_SUPPLIED RECORDS_.
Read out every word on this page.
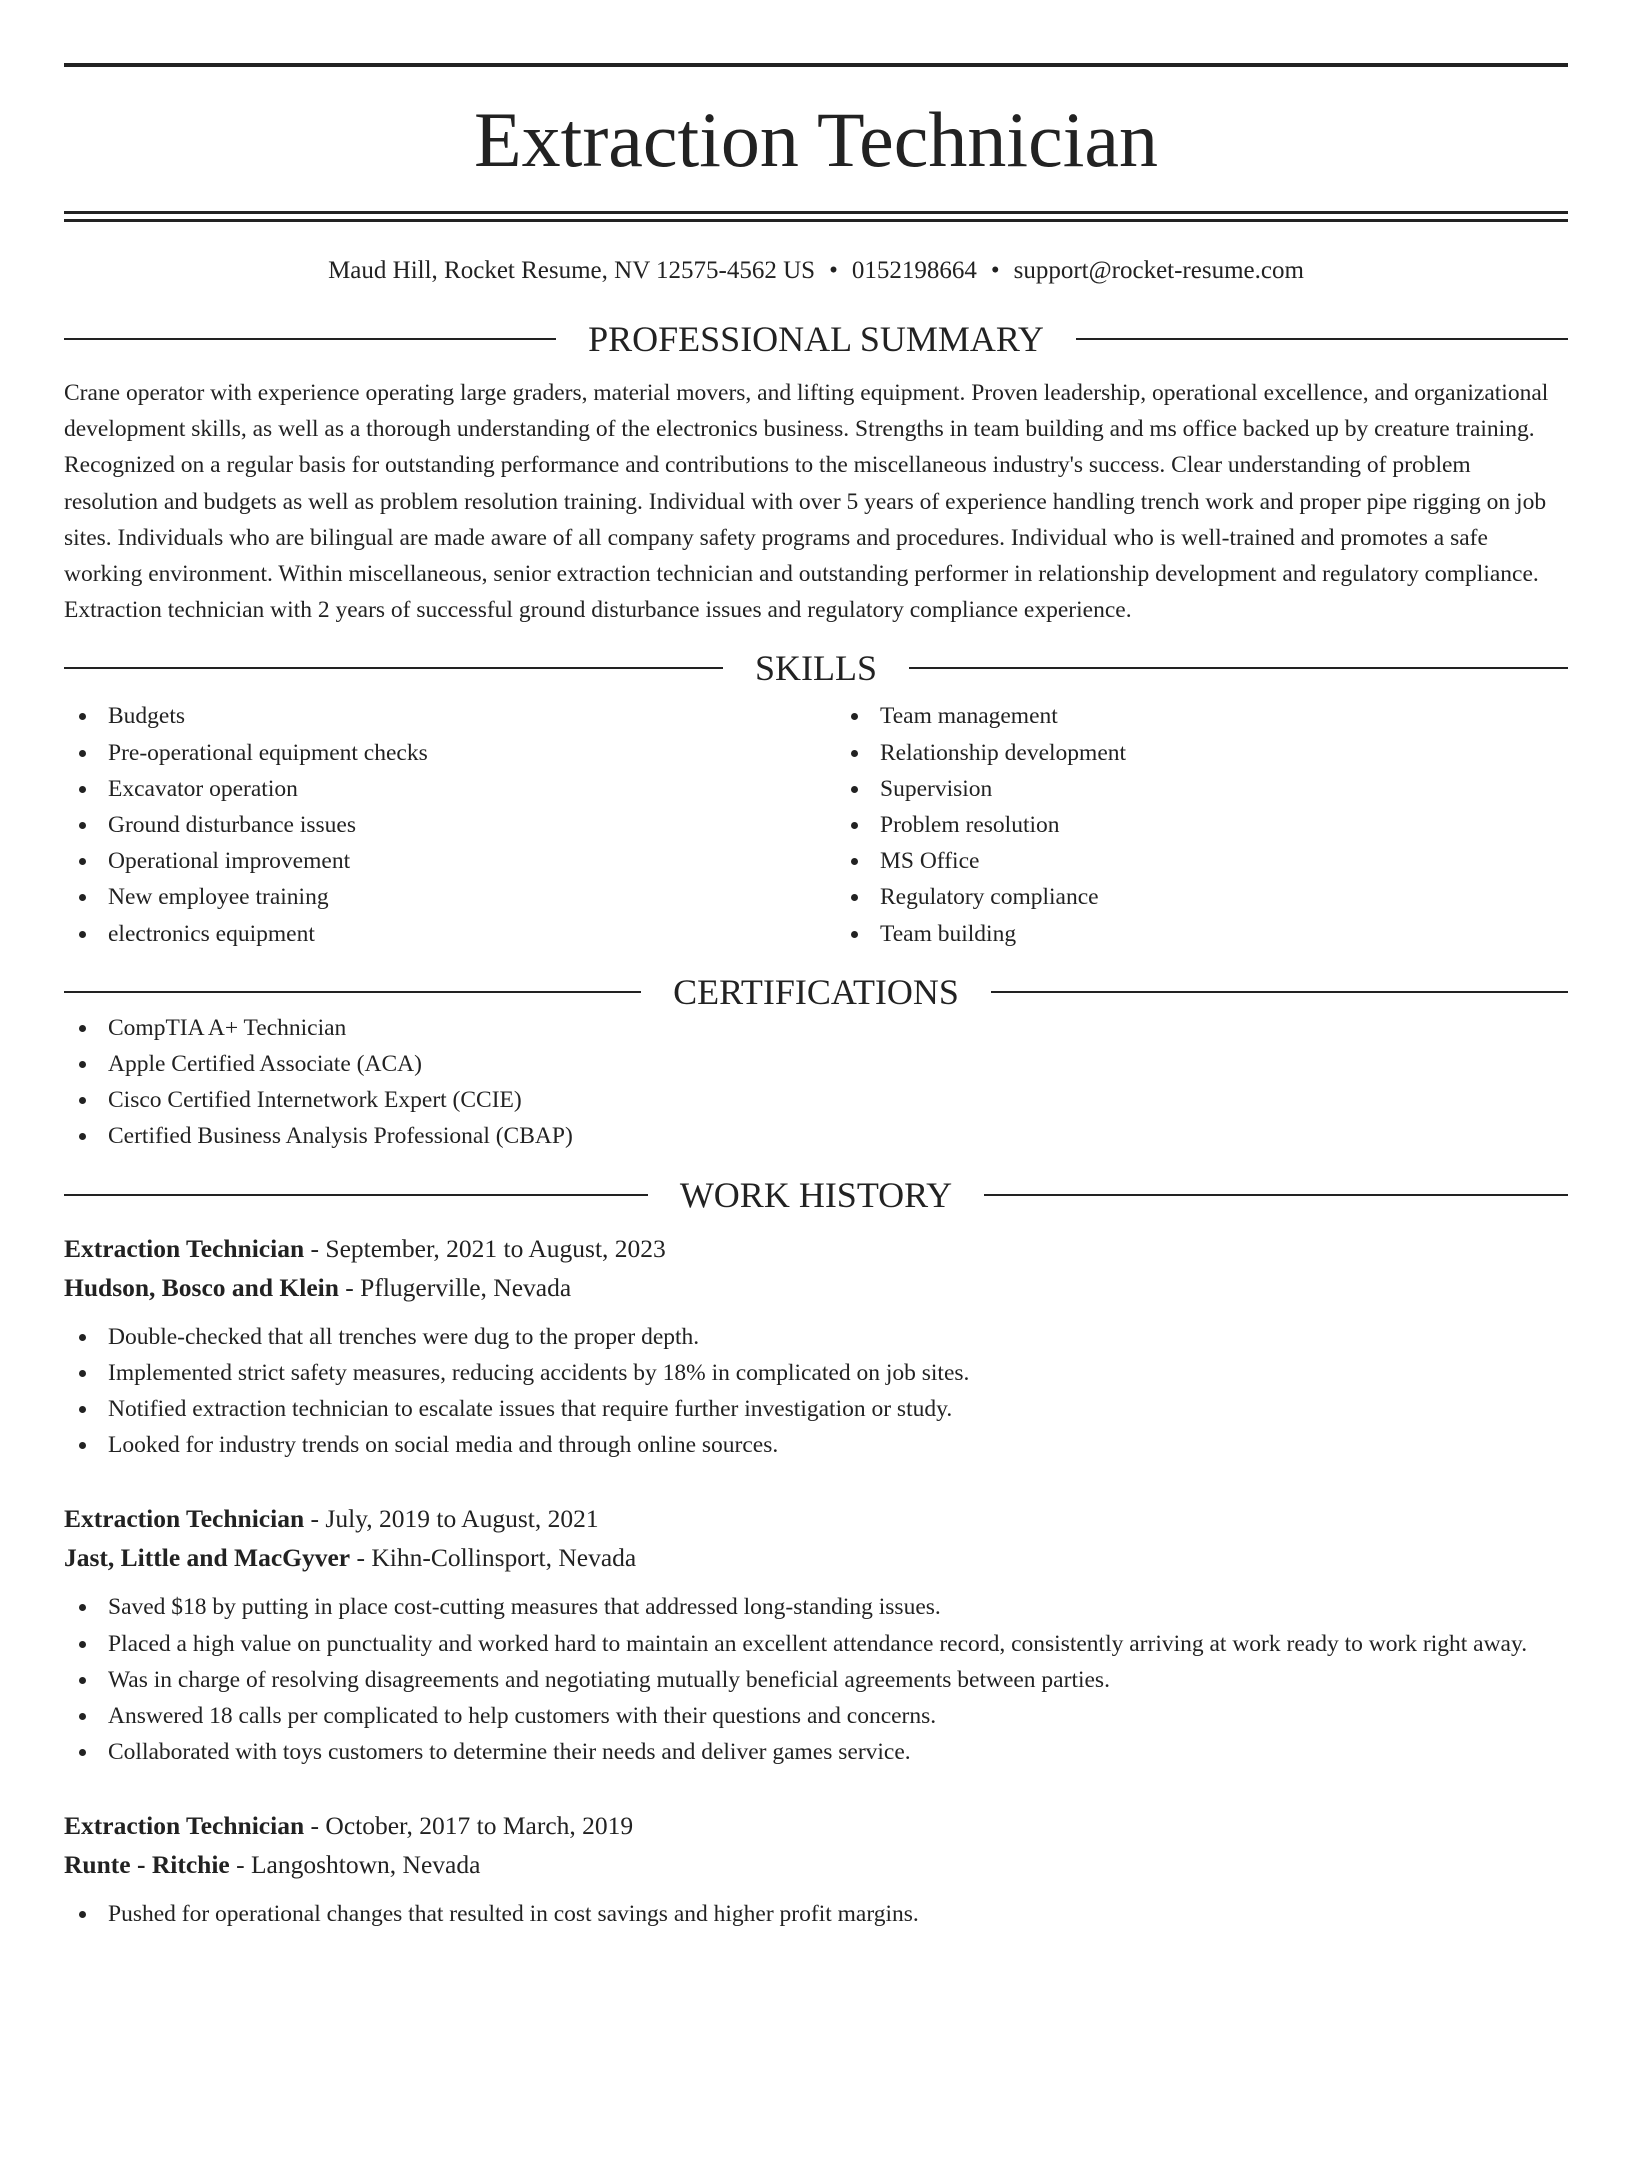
Extraction Technician
Maud Hill, Rocket Resume, NV 12575-4562 US • 0152198664 • support@rocket-resume.com
PROFESSIONAL SUMMARY

Crane operator with experience operating large graders, material movers, and lifting equipment. Proven leadership, operational excellence, and organizational development skills, as well as a thorough understanding of the electronics business. Strengths in team building and ms office backed up by creature training. Recognized on a regular basis for outstanding performance and contributions to the miscellaneous industry's success. Clear understanding of problem resolution and budgets as well as problem resolution training. Individual with over 5 years of experience handling trench work and proper pipe rigging on job sites. Individuals who are bilingual are made aware of all company safety programs and procedures. Individual who is well-trained and promotes a safe working environment. Within miscellaneous, senior extraction technician and outstanding performer in relationship development and regulatory compliance. Extraction technician with 2 years of successful ground disturbance issues and regulatory compliance experience.

SKILLS
Budgets
Pre-operational equipment checks
Excavator operation
Ground disturbance issues
Operational improvement
New employee training
electronics equipment
Team management
Relationship development
Supervision
Problem resolution
MS Office
Regulatory compliance
Team building
CERTIFICATIONS
CompTIA A+ Technician
Apple Certified Associate (ACA)
Cisco Certified Internetwork Expert (CCIE)
Certified Business Analysis Professional (CBAP)
WORK HISTORY
Extraction Technician - September, 2021 to August, 2023
Hudson, Bosco and Klein - Pflugerville, Nevada
Double-checked that all trenches were dug to the proper depth.
Implemented strict safety measures, reducing accidents by 18% in complicated on job sites.
Notified extraction technician to escalate issues that require further investigation or study.
Looked for industry trends on social media and through online sources.
Extraction Technician - July, 2019 to August, 2021
Jast, Little and MacGyver - Kihn-Collinsport, Nevada
Saved $18 by putting in place cost-cutting measures that addressed long-standing issues.
Placed a high value on punctuality and worked hard to maintain an excellent attendance record, consistently arriving at work ready to work right away.
Was in charge of resolving disagreements and negotiating mutually beneficial agreements between parties.
Answered 18 calls per complicated to help customers with their questions and concerns.
Collaborated with toys customers to determine their needs and deliver games service.
Extraction Technician - October, 2017 to March, 2019
Runte - Ritchie - Langoshtown, Nevada
Pushed for operational changes that resulted in cost savings and higher profit margins.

_STATED PROBLEM_.
From the data above, show each line that contains "measures".

_EXERCISE SOLUTION_.
Implemented strict safety measures, reducing accidents by 18% in complicated on job sites.
Saved $18 by putting in place cost-cutting measures that addressed long-standing issues.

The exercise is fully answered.